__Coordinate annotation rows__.

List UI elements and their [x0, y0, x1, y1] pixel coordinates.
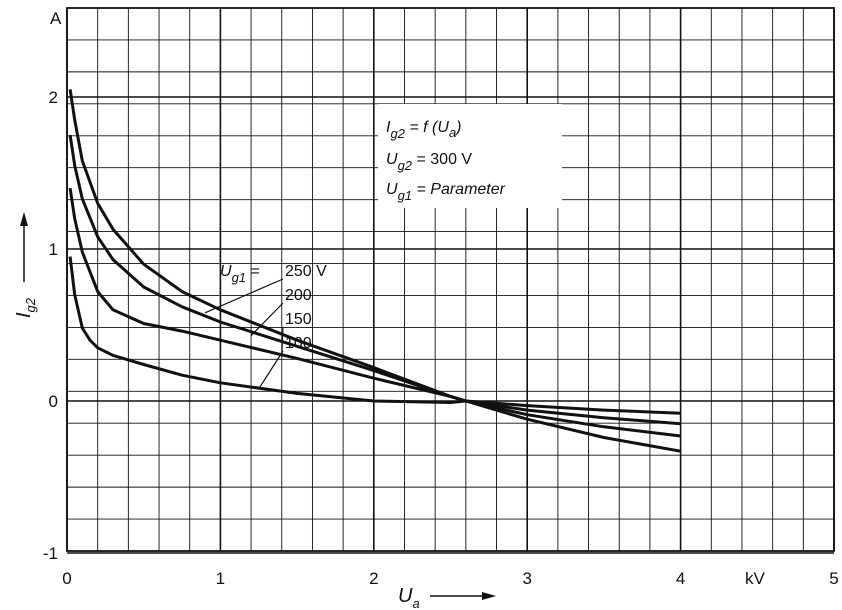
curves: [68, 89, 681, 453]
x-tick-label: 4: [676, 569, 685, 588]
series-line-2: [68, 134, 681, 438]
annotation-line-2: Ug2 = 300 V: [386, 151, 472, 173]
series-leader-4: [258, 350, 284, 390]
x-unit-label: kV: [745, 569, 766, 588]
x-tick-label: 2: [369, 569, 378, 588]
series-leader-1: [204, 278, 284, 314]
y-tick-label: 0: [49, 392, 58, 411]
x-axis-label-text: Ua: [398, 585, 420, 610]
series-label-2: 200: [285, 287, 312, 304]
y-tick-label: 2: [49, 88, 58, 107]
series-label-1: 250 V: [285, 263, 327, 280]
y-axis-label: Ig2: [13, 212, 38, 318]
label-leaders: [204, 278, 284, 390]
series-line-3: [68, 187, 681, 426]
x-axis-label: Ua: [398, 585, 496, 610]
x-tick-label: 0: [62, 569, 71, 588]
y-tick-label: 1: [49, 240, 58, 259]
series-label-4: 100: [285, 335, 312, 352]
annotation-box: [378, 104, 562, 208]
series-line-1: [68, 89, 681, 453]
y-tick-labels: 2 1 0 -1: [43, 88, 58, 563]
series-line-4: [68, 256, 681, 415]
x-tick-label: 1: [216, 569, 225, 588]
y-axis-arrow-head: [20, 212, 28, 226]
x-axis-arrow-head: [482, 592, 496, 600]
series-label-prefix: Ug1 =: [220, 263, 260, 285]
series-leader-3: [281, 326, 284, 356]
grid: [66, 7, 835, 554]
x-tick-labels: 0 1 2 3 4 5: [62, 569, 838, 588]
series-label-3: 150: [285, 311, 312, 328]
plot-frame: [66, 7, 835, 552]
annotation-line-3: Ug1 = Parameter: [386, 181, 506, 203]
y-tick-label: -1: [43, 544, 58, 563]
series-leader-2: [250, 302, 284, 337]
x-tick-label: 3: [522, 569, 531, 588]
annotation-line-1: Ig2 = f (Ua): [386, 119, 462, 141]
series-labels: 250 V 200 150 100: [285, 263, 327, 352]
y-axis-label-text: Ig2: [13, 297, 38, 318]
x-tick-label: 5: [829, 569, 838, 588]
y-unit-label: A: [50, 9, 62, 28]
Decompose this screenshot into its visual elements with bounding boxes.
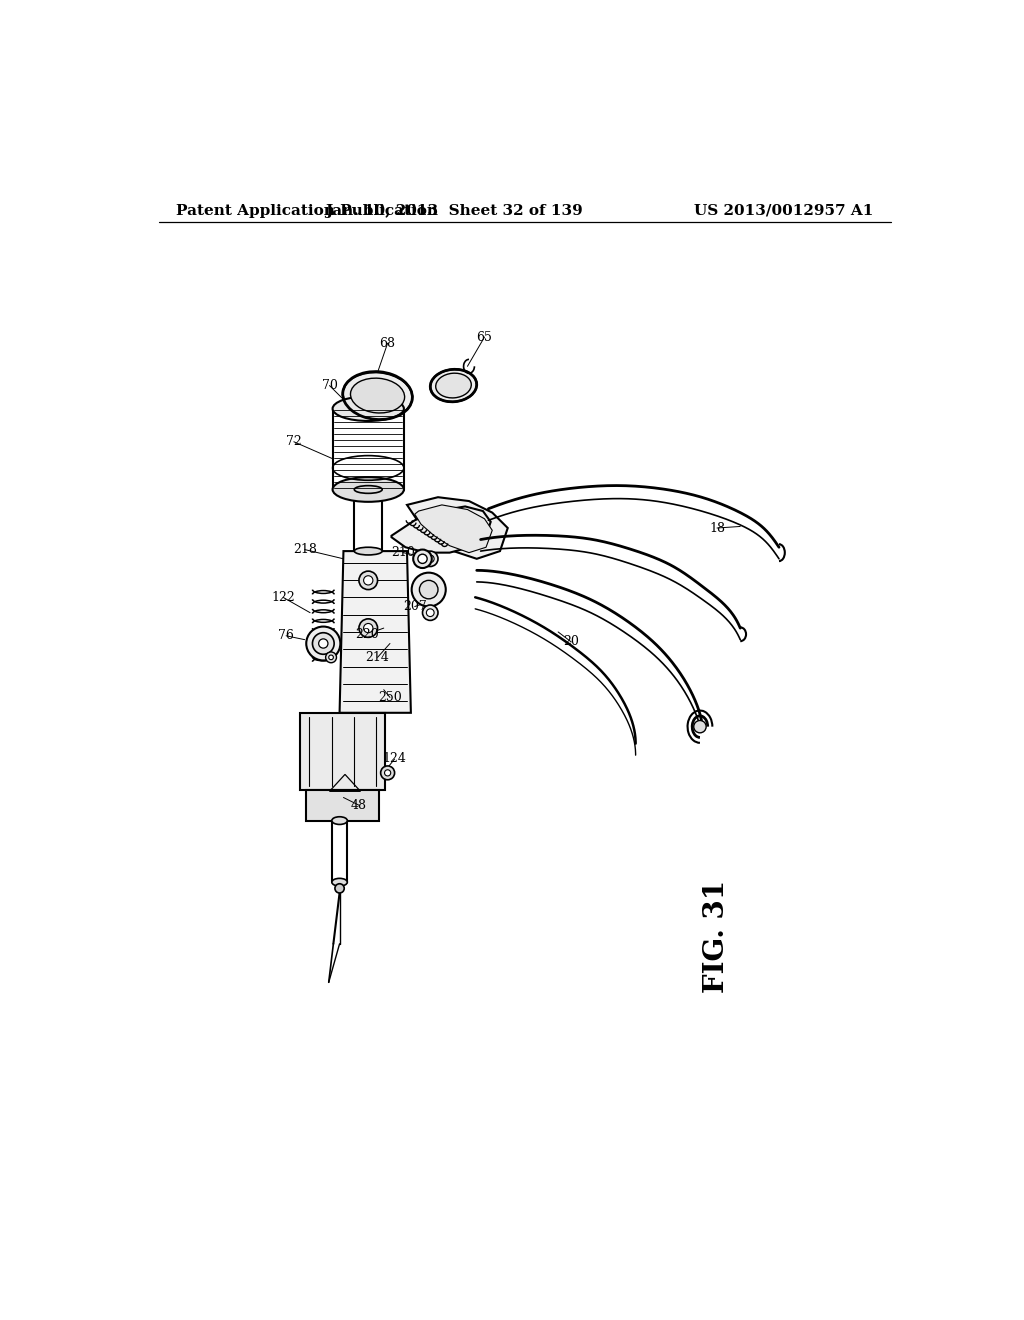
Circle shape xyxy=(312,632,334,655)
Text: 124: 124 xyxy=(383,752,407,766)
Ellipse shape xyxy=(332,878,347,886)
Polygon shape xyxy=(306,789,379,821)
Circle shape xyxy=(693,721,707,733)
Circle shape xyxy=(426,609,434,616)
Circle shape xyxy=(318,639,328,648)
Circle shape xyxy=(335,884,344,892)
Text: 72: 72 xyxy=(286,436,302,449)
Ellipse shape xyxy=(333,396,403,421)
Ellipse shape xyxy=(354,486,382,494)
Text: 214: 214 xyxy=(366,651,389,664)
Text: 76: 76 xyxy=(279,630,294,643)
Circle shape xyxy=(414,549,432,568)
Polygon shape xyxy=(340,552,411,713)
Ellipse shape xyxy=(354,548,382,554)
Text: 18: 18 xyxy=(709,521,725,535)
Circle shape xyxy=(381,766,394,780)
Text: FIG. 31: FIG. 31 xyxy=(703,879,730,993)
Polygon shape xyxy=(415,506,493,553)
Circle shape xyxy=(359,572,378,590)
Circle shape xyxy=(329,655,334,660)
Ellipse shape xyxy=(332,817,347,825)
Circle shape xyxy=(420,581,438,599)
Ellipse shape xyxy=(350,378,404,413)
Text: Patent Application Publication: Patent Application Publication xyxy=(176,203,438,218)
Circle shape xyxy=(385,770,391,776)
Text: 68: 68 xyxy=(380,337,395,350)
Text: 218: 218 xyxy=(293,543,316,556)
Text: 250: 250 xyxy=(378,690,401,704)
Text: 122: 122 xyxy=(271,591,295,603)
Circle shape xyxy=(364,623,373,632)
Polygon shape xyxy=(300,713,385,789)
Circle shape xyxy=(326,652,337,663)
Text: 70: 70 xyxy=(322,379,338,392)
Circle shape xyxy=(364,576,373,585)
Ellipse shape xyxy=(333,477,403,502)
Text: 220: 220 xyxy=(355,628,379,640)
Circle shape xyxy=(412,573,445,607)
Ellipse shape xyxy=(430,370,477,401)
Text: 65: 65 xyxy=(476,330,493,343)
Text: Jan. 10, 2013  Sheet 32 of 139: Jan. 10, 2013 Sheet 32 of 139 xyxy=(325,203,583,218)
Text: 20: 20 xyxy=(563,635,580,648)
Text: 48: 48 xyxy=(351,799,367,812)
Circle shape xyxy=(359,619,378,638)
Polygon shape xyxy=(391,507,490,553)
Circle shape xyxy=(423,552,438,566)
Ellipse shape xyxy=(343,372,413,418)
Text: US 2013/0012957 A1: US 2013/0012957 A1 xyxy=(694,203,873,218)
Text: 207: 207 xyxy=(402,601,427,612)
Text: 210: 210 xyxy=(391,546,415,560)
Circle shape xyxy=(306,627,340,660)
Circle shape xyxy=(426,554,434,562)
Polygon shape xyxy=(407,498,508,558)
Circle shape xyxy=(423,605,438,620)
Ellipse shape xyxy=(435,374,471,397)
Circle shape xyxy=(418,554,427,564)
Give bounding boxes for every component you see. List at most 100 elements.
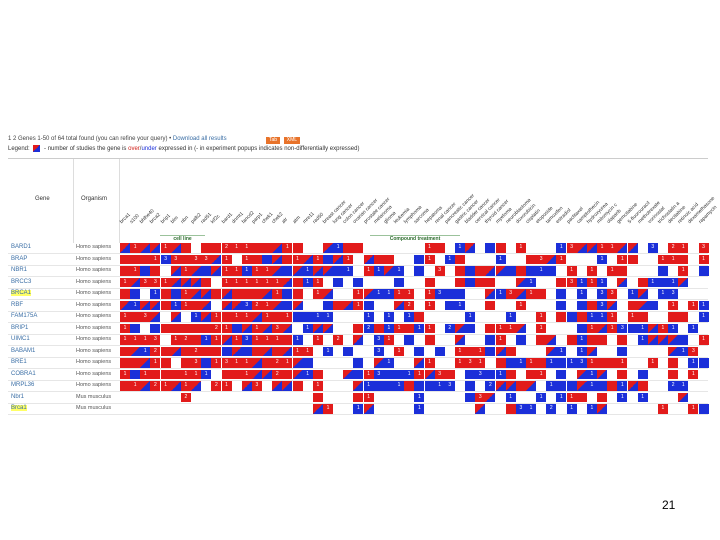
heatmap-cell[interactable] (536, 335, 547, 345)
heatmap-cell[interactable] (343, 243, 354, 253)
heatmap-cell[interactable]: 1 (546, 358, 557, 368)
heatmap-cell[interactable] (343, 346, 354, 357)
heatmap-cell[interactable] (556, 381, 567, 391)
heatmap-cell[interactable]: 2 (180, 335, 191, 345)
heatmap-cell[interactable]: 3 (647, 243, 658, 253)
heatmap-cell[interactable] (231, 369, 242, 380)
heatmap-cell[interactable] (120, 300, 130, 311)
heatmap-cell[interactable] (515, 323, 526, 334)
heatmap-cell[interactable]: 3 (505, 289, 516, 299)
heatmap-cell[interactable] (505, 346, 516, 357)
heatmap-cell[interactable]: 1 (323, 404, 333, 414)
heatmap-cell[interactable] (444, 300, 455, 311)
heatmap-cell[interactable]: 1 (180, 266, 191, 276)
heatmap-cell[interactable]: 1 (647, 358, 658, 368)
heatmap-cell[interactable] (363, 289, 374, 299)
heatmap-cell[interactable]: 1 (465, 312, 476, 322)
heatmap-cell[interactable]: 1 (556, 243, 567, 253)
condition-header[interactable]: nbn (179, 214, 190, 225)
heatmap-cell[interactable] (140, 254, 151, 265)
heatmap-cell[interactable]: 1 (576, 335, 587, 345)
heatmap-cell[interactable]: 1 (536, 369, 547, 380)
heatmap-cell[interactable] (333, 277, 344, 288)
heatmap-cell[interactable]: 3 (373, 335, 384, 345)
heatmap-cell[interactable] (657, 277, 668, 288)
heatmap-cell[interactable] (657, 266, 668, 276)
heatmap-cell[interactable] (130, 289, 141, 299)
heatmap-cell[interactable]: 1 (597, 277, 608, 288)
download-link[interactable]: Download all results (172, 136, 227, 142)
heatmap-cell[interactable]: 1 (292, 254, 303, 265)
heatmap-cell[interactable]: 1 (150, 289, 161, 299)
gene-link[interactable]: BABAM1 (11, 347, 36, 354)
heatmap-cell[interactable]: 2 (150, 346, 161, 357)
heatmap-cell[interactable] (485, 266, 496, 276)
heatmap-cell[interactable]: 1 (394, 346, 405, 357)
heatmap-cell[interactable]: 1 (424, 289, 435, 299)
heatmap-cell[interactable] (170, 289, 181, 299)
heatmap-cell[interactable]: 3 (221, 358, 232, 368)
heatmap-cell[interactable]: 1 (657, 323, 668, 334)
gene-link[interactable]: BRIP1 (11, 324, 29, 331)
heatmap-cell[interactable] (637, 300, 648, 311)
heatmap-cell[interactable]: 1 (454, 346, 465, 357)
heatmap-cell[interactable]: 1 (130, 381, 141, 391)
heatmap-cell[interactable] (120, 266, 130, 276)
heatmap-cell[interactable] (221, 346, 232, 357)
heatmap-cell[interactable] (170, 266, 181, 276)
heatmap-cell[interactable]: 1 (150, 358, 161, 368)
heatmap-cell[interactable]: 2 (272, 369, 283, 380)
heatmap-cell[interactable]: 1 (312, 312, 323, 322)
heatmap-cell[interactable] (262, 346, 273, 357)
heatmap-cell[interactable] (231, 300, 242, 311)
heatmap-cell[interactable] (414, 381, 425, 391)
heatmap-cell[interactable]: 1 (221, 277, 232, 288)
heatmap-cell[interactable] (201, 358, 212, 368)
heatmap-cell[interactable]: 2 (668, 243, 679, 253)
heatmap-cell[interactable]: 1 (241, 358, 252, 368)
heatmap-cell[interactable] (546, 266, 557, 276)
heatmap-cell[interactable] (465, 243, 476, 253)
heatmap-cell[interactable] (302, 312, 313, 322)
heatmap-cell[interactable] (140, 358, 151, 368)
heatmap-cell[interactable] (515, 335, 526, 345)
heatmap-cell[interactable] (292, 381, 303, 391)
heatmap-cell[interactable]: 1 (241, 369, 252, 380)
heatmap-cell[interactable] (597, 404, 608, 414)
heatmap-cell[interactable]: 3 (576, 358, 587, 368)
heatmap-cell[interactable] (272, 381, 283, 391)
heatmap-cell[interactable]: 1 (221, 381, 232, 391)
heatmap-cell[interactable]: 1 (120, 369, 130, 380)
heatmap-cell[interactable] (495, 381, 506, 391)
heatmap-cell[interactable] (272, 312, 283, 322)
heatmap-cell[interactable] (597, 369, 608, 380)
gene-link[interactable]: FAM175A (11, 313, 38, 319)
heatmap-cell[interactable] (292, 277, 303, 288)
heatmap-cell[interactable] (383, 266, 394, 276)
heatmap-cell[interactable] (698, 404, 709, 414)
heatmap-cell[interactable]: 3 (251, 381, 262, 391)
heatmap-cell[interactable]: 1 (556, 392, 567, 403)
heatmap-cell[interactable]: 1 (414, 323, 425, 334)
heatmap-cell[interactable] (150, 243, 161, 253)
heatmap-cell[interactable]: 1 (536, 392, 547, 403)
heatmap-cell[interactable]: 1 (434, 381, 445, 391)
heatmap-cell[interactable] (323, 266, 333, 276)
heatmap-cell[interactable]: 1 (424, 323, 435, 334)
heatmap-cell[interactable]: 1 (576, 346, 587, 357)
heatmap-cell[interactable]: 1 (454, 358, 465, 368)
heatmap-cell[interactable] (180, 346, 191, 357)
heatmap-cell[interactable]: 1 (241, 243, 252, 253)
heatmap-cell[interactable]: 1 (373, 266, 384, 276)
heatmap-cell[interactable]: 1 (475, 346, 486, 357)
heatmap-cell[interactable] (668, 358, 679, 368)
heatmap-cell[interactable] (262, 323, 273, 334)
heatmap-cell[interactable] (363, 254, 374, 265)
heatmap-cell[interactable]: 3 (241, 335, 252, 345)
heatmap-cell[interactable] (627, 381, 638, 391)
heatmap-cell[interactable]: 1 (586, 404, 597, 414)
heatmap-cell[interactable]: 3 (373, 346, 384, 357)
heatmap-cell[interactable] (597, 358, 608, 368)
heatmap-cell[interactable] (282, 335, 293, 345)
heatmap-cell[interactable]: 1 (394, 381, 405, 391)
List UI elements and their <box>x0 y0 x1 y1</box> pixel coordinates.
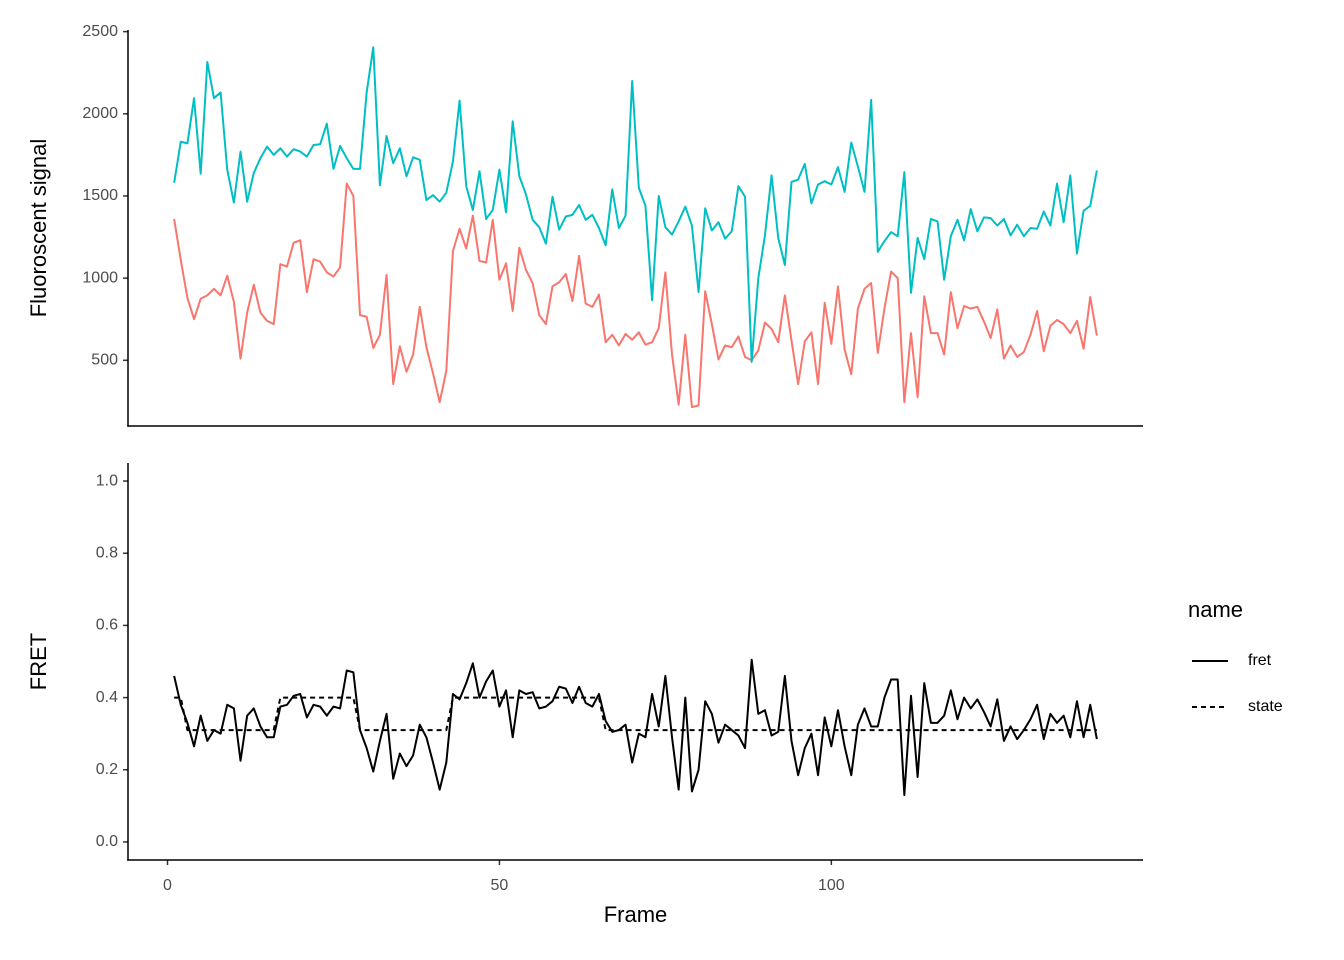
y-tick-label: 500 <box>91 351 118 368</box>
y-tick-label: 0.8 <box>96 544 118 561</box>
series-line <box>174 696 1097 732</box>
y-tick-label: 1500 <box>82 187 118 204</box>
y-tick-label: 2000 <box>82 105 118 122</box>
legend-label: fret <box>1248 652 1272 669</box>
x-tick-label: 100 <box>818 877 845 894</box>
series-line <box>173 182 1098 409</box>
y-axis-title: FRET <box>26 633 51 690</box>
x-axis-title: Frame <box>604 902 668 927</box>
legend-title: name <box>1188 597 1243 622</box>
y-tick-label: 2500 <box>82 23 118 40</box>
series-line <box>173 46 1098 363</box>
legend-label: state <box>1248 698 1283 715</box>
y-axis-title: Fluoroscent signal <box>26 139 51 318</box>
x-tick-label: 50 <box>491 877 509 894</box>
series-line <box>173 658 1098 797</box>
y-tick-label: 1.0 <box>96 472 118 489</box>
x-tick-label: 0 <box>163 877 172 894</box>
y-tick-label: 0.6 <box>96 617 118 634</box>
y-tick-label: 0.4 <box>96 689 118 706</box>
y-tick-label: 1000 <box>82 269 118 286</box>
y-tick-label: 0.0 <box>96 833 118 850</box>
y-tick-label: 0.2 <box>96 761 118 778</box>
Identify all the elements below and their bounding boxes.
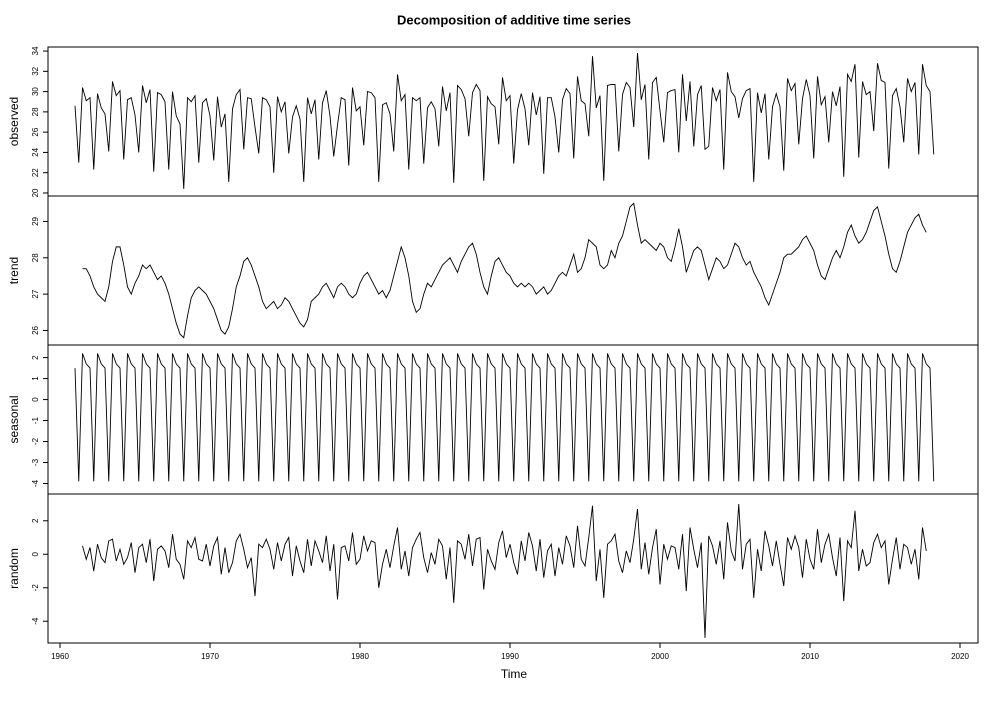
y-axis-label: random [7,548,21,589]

__Written problem__. Can you copy, word for word, the lines running from the one with "y-tick-label: 500 <box>91 351 118 368</box>" to the one with "y-axis-title: FRET <box>26 633 51 690</box>", including both of those lines?

__Final answer__.
y-tick-label: 500 <box>91 351 118 368</box>
y-tick-label: 0.8 <box>96 544 118 561</box>
series-line <box>174 696 1097 732</box>
y-tick-label: 1500 <box>82 187 118 204</box>
y-tick-label: 2000 <box>82 105 118 122</box>
legend-label: fret <box>1248 652 1272 669</box>
x-tick-label: 100 <box>818 877 845 894</box>
series-line <box>173 182 1098 409</box>
y-axis-title: FRET <box>26 633 51 690</box>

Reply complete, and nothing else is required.